**What is asked:** Report the total number of lines that include the string "portrait", without any other text.

>> Start Data in this exercise

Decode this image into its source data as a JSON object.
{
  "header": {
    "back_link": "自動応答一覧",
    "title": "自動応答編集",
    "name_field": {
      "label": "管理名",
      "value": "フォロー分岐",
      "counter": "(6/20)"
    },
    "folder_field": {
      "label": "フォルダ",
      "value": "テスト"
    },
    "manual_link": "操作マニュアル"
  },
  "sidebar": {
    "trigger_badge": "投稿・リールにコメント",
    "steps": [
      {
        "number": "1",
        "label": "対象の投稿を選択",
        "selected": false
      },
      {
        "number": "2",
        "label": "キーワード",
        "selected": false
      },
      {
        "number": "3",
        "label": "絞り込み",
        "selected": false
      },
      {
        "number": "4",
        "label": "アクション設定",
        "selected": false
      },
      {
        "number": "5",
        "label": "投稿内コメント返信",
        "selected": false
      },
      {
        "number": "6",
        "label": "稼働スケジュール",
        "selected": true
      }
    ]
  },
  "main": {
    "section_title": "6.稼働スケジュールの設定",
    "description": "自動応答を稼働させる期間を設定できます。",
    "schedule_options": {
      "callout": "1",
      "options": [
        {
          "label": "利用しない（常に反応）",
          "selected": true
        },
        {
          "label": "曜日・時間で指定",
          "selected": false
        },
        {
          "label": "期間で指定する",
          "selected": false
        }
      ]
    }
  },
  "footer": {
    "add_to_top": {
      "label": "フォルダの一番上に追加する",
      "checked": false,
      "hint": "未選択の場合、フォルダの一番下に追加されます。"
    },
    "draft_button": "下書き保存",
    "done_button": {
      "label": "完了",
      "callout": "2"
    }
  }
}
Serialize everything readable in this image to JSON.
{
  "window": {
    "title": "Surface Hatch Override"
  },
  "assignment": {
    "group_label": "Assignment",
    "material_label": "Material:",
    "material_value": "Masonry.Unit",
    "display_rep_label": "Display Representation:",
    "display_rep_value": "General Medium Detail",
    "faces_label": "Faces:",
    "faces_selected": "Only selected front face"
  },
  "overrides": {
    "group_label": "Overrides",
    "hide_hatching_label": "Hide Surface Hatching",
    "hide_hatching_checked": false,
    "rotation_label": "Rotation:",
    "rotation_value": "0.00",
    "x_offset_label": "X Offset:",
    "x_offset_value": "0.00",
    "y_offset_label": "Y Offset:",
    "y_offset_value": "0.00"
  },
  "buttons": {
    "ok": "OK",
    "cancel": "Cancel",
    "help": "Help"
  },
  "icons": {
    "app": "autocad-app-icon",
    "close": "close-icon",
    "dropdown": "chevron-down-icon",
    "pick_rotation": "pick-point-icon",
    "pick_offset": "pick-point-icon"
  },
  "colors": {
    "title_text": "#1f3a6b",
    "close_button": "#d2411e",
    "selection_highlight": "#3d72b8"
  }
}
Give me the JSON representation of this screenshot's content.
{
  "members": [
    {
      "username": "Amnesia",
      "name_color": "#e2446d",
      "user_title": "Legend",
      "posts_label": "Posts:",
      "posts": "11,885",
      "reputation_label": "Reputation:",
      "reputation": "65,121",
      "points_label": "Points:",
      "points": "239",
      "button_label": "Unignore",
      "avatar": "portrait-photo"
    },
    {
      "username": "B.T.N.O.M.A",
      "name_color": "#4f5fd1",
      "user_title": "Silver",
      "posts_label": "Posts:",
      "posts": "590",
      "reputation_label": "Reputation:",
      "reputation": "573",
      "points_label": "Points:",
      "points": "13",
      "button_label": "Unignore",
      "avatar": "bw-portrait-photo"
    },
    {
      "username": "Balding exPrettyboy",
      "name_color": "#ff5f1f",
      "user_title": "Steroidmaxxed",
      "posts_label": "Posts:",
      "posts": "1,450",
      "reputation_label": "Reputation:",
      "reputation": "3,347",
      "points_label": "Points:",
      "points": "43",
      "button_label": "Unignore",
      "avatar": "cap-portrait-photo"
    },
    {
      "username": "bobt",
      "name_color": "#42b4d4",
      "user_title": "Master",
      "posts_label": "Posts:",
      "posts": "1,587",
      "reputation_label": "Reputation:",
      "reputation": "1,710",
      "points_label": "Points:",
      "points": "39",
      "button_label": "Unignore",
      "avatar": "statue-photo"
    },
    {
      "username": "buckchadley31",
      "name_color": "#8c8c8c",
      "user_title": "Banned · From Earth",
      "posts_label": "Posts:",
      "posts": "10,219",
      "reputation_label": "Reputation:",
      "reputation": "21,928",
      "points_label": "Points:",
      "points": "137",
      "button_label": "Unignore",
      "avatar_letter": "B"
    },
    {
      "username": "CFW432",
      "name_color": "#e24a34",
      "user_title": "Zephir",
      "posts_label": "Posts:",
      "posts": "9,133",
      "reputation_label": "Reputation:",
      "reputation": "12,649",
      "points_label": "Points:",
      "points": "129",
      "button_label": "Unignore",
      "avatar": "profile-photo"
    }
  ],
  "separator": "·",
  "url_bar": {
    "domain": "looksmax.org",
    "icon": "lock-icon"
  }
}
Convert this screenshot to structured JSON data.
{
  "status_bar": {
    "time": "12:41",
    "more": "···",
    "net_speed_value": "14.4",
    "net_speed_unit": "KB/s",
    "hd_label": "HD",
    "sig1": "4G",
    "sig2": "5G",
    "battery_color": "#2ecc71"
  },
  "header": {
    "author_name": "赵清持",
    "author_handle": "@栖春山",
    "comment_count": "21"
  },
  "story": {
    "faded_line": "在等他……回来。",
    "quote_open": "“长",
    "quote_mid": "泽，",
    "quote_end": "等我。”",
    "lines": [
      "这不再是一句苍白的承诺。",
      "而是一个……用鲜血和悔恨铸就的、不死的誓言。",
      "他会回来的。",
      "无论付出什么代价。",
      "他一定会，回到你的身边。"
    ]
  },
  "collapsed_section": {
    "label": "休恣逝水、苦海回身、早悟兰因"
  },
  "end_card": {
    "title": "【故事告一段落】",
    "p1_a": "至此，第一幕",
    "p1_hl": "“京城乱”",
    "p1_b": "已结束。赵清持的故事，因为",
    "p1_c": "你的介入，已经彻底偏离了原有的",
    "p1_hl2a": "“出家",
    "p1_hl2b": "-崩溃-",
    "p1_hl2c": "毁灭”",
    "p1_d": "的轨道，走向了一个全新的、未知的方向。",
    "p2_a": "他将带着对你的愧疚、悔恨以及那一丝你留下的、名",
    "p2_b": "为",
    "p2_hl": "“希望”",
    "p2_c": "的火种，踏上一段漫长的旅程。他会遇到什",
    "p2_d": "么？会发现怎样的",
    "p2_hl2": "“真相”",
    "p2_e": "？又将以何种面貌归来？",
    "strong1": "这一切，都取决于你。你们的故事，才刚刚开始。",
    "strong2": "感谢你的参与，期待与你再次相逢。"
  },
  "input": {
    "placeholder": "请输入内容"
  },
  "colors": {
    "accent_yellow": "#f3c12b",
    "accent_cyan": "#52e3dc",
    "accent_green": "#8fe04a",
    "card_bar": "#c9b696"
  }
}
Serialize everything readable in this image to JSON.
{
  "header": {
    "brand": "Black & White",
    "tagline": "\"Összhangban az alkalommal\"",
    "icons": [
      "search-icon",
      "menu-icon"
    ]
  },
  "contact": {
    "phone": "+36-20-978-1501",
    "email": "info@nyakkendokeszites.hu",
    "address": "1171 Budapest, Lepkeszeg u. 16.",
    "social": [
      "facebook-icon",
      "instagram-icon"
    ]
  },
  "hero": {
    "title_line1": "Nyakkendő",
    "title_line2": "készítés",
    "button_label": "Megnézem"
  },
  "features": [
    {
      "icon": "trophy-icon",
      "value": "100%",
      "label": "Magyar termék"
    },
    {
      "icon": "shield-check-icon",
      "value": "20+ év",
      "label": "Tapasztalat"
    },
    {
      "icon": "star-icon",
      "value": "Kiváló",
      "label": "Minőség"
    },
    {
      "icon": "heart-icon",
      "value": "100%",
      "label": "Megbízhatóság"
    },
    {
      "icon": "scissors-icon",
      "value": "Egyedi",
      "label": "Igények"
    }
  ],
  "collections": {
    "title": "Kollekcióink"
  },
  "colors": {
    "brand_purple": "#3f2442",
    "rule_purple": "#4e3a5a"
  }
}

>> End Data in this exercise

**Reply:** 3